• [WHAT IS EXPECTED]
Determine the number of lines that contain the word "Махалина", then state that number and nothing more.

• [Stored records]

---

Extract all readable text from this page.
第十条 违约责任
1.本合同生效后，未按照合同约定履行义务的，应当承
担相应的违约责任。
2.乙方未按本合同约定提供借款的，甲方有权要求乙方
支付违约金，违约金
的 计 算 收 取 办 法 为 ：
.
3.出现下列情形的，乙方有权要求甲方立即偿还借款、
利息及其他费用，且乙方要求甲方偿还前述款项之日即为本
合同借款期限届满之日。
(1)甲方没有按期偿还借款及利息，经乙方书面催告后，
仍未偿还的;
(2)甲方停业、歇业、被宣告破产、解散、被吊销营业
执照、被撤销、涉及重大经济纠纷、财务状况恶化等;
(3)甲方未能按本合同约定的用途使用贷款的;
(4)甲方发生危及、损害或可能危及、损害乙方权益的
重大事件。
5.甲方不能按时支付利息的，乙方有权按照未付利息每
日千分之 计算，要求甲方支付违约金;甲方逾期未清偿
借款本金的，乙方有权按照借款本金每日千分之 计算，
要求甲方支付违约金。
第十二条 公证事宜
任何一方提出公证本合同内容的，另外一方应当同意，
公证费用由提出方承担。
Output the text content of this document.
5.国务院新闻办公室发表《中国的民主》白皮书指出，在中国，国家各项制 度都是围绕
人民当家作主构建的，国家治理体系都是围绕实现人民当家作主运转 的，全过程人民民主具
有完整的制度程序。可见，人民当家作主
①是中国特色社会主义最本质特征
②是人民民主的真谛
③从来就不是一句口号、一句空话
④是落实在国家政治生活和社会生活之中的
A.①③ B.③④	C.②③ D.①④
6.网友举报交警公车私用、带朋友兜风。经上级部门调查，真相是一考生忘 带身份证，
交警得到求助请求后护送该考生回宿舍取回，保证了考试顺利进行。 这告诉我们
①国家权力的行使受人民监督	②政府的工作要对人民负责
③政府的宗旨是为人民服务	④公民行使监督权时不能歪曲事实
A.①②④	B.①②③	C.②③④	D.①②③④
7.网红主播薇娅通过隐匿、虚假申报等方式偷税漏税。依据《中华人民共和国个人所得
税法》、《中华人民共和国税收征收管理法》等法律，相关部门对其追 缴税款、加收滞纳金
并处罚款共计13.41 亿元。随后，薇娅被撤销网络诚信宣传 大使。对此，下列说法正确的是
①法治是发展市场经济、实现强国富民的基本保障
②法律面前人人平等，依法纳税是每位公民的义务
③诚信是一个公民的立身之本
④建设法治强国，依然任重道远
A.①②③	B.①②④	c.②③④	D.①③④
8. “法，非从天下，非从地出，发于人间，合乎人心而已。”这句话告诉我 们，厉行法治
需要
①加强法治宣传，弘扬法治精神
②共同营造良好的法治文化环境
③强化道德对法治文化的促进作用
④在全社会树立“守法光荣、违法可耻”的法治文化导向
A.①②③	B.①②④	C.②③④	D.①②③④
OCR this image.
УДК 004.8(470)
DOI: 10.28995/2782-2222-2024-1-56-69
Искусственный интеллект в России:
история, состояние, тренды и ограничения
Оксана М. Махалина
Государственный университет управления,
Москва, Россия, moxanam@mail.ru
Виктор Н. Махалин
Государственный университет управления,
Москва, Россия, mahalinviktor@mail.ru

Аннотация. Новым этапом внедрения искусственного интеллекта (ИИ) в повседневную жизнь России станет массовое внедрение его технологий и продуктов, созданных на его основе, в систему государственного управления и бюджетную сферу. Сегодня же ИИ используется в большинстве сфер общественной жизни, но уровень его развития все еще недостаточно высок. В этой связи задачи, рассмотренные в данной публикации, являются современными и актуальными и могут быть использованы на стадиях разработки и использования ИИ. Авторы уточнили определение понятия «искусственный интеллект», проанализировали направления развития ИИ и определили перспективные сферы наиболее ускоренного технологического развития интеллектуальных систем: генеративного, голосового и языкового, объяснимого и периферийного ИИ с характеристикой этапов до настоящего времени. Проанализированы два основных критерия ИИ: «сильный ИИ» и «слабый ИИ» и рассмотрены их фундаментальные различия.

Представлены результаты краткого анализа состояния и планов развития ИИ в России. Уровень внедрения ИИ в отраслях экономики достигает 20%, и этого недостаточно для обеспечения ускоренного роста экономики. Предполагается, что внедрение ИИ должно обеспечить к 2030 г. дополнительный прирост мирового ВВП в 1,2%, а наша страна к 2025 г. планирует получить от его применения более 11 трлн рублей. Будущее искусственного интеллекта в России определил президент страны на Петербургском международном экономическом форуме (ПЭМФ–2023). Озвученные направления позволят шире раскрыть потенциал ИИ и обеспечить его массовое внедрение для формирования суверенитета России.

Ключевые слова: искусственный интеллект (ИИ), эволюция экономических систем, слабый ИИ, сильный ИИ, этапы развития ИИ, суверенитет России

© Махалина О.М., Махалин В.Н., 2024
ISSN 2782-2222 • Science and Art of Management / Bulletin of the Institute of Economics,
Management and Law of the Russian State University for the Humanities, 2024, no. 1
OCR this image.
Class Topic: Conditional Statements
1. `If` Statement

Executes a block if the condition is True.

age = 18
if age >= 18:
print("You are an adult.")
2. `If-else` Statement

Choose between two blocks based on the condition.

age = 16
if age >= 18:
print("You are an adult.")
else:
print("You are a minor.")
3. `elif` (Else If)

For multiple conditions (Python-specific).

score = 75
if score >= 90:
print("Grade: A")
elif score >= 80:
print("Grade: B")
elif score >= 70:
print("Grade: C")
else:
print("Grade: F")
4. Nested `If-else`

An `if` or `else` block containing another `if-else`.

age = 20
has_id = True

---

• [SOLUTION TO THIS PROBLEM]
2